● **TASK TO CARRY OUT**:
Write out every line of the material exactly as it appears.

● **DATA TO USE**:

>>>>>

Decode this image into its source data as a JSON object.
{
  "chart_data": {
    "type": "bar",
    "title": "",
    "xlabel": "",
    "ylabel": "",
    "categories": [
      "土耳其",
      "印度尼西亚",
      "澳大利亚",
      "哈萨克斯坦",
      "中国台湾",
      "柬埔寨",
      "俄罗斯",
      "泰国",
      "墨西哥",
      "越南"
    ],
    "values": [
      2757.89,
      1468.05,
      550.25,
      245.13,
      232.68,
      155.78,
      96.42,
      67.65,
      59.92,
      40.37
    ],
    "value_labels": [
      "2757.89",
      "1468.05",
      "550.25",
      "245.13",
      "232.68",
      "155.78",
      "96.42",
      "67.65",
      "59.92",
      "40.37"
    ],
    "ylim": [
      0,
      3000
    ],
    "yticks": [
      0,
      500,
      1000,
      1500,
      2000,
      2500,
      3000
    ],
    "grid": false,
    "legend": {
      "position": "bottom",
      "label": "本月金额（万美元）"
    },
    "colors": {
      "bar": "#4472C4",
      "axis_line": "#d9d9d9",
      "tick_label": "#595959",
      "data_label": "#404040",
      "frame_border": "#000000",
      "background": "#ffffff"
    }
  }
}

<<<<<

● **ANSWER TO THIS PROBLEM**:
Decode this image into its source data as a JSON object.
{
  "chart_data": {
    "type": "bar",
    "title": "",
    "xlabel": "",
    "ylabel": "",
    "categories": [
      "土耳其",
      "印度尼西亚",
      "澳大利亚",
      "哈萨克斯坦",
      "中国台湾",
      "柬埔寨",
      "俄罗斯",
      "泰国",
      "墨西哥",
      "越南"
    ],
    "values": [
      2757.89,
      1468.05,
      550.25,
      245.13,
      232.68,
      155.78,
      96.42,
      67.65,
      59.92,
      40.37
    ],
    "value_labels": [
      "2757.89",
      "1468.05",
      "550.25",
      "245.13",
      "232.68",
      "155.78",
      "96.42",
      "67.65",
      "59.92",
      "40.37"
    ],
    "ylim": [
      0,
      3000
    ],
    "yticks": [
      0,
      500,
      1000,
      1500,
      2000,
      2500,
      3000
    ],
    "grid": false,
    "legend": {
      "position": "bottom",
      "label": "本月金额（万美元）"
    },
    "colors": {
      "bar": "#4472C4",
      "axis_line": "#d9d9d9",
      "tick_label": "#595959",
      "data_label": "#404040",
      "frame_border": "#000000",
      "background": "#ffffff"
    }
  }
}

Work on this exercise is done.